### Direction
Copy out the entries below in full and exactly.

### Data entries
----------------

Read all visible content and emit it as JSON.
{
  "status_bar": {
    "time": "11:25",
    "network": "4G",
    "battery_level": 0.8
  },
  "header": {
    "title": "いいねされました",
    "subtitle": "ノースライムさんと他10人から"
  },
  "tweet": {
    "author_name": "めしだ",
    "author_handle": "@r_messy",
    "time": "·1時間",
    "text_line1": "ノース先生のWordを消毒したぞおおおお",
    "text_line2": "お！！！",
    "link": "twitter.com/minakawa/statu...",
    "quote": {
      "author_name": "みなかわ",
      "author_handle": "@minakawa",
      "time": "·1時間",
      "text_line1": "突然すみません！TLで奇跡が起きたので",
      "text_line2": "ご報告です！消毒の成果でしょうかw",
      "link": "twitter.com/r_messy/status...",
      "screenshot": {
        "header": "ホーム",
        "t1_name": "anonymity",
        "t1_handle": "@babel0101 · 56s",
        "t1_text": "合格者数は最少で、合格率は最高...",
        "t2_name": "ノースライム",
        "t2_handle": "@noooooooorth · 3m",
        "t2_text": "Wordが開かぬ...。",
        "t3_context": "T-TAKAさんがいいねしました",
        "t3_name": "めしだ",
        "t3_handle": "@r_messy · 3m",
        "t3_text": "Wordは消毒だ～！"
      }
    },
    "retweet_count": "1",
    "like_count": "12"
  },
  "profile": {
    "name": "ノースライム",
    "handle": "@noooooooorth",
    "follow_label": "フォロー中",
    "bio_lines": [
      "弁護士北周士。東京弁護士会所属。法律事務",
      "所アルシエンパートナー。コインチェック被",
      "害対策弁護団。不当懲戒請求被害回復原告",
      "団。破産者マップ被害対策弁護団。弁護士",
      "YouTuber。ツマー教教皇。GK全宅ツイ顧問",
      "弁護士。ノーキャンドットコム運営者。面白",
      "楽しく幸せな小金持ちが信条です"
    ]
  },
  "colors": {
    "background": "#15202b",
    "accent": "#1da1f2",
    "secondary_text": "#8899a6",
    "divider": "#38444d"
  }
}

----------------

### Correct output
Read all visible content and emit it as JSON.
{
  "status_bar": {
    "time": "11:25",
    "network": "4G",
    "battery_level": 0.8
  },
  "header": {
    "title": "いいねされました",
    "subtitle": "ノースライムさんと他10人から"
  },
  "tweet": {
    "author_name": "めしだ",
    "author_handle": "@r_messy",
    "time": "·1時間",
    "text_line1": "ノース先生のWordを消毒したぞおおおお",
    "text_line2": "お！！！",
    "link": "twitter.com/minakawa/statu...",
    "quote": {
      "author_name": "みなかわ",
      "author_handle": "@minakawa",
      "time": "·1時間",
      "text_line1": "突然すみません！TLで奇跡が起きたので",
      "text_line2": "ご報告です！消毒の成果でしょうかw",
      "link": "twitter.com/r_messy/status...",
      "screenshot": {
        "header": "ホーム",
        "t1_name": "anonymity",
        "t1_handle": "@babel0101 · 56s",
        "t1_text": "合格者数は最少で、合格率は最高...",
        "t2_name": "ノースライム",
        "t2_handle": "@noooooooorth · 3m",
        "t2_text": "Wordが開かぬ...。",
        "t3_context": "T-TAKAさんがいいねしました",
        "t3_name": "めしだ",
        "t3_handle": "@r_messy · 3m",
        "t3_text": "Wordは消毒だ～！"
      }
    },
    "retweet_count": "1",
    "like_count": "12"
  },
  "profile": {
    "name": "ノースライム",
    "handle": "@noooooooorth",
    "follow_label": "フォロー中",
    "bio_lines": [
      "弁護士北周士。東京弁護士会所属。法律事務",
      "所アルシエンパートナー。コインチェック被",
      "害対策弁護団。不当懲戒請求被害回復原告",
      "団。破産者マップ被害対策弁護団。弁護士",
      "YouTuber。ツマー教教皇。GK全宅ツイ顧問",
      "弁護士。ノーキャンドットコム運営者。面白",
      "楽しく幸せな小金持ちが信条です"
    ]
  },
  "colors": {
    "background": "#15202b",
    "accent": "#1da1f2",
    "secondary_text": "#8899a6",
    "divider": "#38444d"
  }
}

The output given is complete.